Copy each line with the word "unit" in it.

....

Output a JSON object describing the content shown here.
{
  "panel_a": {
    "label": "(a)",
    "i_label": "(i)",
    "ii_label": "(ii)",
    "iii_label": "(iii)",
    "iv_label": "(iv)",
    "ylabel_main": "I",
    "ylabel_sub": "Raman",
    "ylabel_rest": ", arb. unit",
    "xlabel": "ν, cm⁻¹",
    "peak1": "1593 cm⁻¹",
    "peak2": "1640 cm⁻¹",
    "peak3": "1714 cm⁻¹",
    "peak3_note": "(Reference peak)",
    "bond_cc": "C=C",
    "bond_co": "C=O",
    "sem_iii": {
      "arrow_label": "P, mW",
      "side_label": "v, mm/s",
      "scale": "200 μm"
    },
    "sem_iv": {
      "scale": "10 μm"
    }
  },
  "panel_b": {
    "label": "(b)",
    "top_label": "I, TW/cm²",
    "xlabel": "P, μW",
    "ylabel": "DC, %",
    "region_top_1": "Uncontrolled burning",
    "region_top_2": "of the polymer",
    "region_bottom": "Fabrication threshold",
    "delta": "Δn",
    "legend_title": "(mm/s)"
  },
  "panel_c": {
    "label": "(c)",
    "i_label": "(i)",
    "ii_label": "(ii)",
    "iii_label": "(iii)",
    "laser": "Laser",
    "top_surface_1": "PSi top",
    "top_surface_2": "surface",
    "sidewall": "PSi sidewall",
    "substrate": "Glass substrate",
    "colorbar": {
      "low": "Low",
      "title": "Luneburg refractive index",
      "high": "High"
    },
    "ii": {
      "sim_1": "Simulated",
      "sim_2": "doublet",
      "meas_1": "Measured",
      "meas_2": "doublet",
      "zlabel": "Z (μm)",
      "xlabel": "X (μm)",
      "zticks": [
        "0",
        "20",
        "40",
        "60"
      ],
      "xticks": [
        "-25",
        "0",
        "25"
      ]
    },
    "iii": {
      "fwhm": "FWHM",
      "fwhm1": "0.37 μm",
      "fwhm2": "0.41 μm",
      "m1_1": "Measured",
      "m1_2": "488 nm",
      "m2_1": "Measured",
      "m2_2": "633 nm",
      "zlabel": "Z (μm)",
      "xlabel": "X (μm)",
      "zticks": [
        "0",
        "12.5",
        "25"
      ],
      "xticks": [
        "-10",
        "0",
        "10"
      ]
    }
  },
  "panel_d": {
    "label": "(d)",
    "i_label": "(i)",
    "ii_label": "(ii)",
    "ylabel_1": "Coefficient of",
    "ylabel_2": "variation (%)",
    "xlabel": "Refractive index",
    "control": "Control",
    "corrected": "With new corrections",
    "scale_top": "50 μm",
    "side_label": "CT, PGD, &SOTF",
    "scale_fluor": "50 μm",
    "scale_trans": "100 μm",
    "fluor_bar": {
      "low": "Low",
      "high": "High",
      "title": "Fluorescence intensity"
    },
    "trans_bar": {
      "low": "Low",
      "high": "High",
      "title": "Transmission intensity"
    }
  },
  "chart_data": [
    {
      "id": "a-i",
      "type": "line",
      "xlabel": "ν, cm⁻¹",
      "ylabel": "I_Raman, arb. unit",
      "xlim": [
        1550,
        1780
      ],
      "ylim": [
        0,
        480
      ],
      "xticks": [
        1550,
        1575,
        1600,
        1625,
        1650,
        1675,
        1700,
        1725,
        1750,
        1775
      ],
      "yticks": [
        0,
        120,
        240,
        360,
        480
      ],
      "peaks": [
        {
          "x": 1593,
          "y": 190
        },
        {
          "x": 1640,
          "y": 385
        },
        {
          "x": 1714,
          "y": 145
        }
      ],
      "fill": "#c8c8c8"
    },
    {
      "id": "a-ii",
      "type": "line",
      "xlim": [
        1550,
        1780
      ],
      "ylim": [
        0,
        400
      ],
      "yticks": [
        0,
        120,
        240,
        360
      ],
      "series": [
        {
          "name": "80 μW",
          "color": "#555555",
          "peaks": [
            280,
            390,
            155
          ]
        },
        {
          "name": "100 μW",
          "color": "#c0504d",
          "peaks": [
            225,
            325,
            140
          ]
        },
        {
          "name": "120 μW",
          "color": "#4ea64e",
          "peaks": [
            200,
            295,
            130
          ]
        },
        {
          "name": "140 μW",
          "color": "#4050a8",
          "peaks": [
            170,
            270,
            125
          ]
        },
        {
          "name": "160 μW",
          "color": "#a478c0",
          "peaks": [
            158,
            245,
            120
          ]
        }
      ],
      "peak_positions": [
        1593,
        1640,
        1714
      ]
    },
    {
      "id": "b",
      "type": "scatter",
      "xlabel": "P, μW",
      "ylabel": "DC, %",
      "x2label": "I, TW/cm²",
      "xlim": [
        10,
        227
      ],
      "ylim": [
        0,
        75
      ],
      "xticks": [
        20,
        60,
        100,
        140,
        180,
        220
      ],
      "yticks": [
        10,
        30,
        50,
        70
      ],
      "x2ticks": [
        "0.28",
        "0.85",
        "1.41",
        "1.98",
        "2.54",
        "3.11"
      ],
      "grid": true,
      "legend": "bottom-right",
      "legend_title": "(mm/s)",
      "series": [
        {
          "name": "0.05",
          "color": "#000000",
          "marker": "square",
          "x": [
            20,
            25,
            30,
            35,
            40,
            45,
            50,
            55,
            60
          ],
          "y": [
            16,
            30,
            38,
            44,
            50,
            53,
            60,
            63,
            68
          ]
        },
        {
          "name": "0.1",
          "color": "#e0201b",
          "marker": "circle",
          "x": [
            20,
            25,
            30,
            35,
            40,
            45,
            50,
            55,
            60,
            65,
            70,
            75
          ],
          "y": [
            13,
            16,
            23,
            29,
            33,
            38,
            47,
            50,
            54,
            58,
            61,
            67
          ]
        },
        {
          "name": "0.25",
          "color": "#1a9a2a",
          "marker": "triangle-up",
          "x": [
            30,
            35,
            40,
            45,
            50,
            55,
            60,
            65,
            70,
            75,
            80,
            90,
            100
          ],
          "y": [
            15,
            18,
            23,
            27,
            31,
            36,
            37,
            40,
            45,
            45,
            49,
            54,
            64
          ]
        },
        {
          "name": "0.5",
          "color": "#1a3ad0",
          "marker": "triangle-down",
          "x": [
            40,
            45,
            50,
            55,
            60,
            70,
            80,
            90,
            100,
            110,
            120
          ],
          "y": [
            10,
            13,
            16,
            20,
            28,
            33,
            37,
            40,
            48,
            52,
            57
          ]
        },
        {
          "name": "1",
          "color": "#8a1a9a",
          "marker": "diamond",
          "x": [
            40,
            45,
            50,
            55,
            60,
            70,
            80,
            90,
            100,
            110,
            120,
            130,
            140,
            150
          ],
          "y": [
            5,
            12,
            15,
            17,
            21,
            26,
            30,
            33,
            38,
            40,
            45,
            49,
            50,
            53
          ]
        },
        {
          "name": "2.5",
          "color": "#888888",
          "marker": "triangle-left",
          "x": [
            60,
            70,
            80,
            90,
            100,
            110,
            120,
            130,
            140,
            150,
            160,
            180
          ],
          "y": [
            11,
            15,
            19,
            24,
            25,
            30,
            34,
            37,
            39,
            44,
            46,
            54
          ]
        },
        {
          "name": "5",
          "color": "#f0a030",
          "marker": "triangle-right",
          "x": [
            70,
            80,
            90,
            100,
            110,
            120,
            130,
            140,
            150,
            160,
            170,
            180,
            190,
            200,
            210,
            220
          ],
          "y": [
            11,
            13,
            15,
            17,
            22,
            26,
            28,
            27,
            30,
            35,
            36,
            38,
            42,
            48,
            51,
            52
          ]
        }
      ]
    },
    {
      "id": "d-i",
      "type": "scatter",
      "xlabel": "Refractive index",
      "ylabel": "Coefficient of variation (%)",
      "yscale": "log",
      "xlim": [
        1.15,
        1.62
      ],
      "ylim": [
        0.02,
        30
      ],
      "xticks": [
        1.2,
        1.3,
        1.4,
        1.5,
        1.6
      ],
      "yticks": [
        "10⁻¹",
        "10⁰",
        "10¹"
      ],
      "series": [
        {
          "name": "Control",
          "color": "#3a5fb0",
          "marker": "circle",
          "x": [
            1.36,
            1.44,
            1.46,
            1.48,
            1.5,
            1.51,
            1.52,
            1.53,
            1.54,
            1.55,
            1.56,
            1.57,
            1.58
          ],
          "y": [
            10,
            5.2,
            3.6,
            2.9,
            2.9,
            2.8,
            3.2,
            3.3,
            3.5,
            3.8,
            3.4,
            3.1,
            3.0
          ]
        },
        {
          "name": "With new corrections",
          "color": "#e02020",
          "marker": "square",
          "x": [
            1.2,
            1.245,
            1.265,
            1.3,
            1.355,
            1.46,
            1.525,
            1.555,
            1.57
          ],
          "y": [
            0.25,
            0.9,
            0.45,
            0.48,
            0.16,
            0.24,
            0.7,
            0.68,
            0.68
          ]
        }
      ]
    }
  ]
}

....

**Exercise solution:**
    "ylabel_rest": ", arb. unit",
      "ylabel": "I_Raman, arb. unit",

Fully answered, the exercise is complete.